***** Dataset extract *****

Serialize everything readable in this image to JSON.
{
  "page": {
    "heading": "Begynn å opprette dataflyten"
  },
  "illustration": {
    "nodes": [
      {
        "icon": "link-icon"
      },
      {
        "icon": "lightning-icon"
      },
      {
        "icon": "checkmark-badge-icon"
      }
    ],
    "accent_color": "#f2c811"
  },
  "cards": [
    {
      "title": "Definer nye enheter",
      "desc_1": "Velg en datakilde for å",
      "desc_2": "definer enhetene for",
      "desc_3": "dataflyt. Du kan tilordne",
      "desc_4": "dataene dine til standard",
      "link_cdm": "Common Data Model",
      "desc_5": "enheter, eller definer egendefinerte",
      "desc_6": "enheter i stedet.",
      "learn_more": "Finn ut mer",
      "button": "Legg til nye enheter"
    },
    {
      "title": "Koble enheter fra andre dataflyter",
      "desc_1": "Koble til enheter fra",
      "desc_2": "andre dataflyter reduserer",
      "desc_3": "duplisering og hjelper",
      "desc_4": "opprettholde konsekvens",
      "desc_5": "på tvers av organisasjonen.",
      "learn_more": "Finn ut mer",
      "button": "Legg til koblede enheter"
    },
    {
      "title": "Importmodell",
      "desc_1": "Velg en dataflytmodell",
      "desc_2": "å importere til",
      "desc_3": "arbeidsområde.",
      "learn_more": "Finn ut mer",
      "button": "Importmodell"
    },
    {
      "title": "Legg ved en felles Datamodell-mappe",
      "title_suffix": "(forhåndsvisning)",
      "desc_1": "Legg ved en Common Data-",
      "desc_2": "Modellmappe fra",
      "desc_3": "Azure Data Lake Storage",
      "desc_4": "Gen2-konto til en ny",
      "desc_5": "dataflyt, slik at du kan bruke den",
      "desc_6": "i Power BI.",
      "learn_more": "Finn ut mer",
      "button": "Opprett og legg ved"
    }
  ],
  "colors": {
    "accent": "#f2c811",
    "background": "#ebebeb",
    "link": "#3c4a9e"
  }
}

*****

Task brief
Go through the listing and print each line exactly as it appears.

Final answer
Serialize everything readable in this image to JSON.
{
  "page": {
    "heading": "Begynn å opprette dataflyten"
  },
  "illustration": {
    "nodes": [
      {
        "icon": "link-icon"
      },
      {
        "icon": "lightning-icon"
      },
      {
        "icon": "checkmark-badge-icon"
      }
    ],
    "accent_color": "#f2c811"
  },
  "cards": [
    {
      "title": "Definer nye enheter",
      "desc_1": "Velg en datakilde for å",
      "desc_2": "definer enhetene for",
      "desc_3": "dataflyt. Du kan tilordne",
      "desc_4": "dataene dine til standard",
      "link_cdm": "Common Data Model",
      "desc_5": "enheter, eller definer egendefinerte",
      "desc_6": "enheter i stedet.",
      "learn_more": "Finn ut mer",
      "button": "Legg til nye enheter"
    },
    {
      "title": "Koble enheter fra andre dataflyter",
      "desc_1": "Koble til enheter fra",
      "desc_2": "andre dataflyter reduserer",
      "desc_3": "duplisering og hjelper",
      "desc_4": "opprettholde konsekvens",
      "desc_5": "på tvers av organisasjonen.",
      "learn_more": "Finn ut mer",
      "button": "Legg til koblede enheter"
    },
    {
      "title": "Importmodell",
      "desc_1": "Velg en dataflytmodell",
      "desc_2": "å importere til",
      "desc_3": "arbeidsområde.",
      "learn_more": "Finn ut mer",
      "button": "Importmodell"
    },
    {
      "title": "Legg ved en felles Datamodell-mappe",
      "title_suffix": "(forhåndsvisning)",
      "desc_1": "Legg ved en Common Data-",
      "desc_2": "Modellmappe fra",
      "desc_3": "Azure Data Lake Storage",
      "desc_4": "Gen2-konto til en ny",
      "desc_5": "dataflyt, slik at du kan bruke den",
      "desc_6": "i Power BI.",
      "learn_more": "Finn ut mer",
      "button": "Opprett og legg ved"
    }
  ],
  "colors": {
    "accent": "#f2c811",
    "background": "#ebebeb",
    "link": "#3c4a9e"
  }
}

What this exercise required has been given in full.